**To be done**
Repeat each entry in full, exactly.
──────── Records for processing ────────
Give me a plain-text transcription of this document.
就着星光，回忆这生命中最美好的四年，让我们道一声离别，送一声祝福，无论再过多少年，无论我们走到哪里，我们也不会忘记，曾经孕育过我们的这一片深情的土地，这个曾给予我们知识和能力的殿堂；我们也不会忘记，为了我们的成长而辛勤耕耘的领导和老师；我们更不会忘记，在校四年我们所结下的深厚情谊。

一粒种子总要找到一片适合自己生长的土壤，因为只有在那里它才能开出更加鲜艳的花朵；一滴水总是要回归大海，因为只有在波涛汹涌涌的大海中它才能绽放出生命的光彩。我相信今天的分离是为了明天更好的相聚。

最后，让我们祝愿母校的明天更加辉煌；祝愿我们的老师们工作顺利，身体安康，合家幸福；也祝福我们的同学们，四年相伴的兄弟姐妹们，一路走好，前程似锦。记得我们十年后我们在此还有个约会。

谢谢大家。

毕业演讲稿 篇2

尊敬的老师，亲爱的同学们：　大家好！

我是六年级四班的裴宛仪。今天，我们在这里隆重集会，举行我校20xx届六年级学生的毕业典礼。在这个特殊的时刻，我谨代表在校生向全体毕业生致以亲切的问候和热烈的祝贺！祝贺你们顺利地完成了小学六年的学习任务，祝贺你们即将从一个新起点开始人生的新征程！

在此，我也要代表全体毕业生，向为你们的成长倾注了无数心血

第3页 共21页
────────
**Final result**
Give me a plain-text transcription of this document.
就着星光，回忆这生命中最美好的四年，让我们道一声离别，送一声祝福，无论再过多少年，无论我们走到哪里，我们也不会忘记，曾经孕育过我们的这一片深情的土地，这个曾给予我们知识和能力的殿堂；我们也不会忘记，为了我们的成长而辛勤耕耘的领导和老师；我们更不会忘记，在校四年我们所结下的深厚情谊。

一粒种子总要找到一片适合自己生长的土壤，因为只有在那里它才能开出更加鲜艳的花朵；一滴水总是要回归大海，因为只有在波涛汹涌涌的大海中它才能绽放出生命的光彩。我相信今天的分离是为了明天更好的相聚。

最后，让我们祝愿母校的明天更加辉煌；祝愿我们的老师们工作顺利，身体安康，合家幸福；也祝福我们的同学们，四年相伴的兄弟姐妹们，一路走好，前程似锦。记得我们十年后我们在此还有个约会。

谢谢大家。

毕业演讲稿 篇2

尊敬的老师，亲爱的同学们：　大家好！

我是六年级四班的裴宛仪。今天，我们在这里隆重集会，举行我校20xx届六年级学生的毕业典礼。在这个特殊的时刻，我谨代表在校生向全体毕业生致以亲切的问候和热烈的祝贺！祝贺你们顺利地完成了小学六年的学习任务，祝贺你们即将从一个新起点开始人生的新征程！

在此，我也要代表全体毕业生，向为你们的成长倾注了无数心血

第3页 共21页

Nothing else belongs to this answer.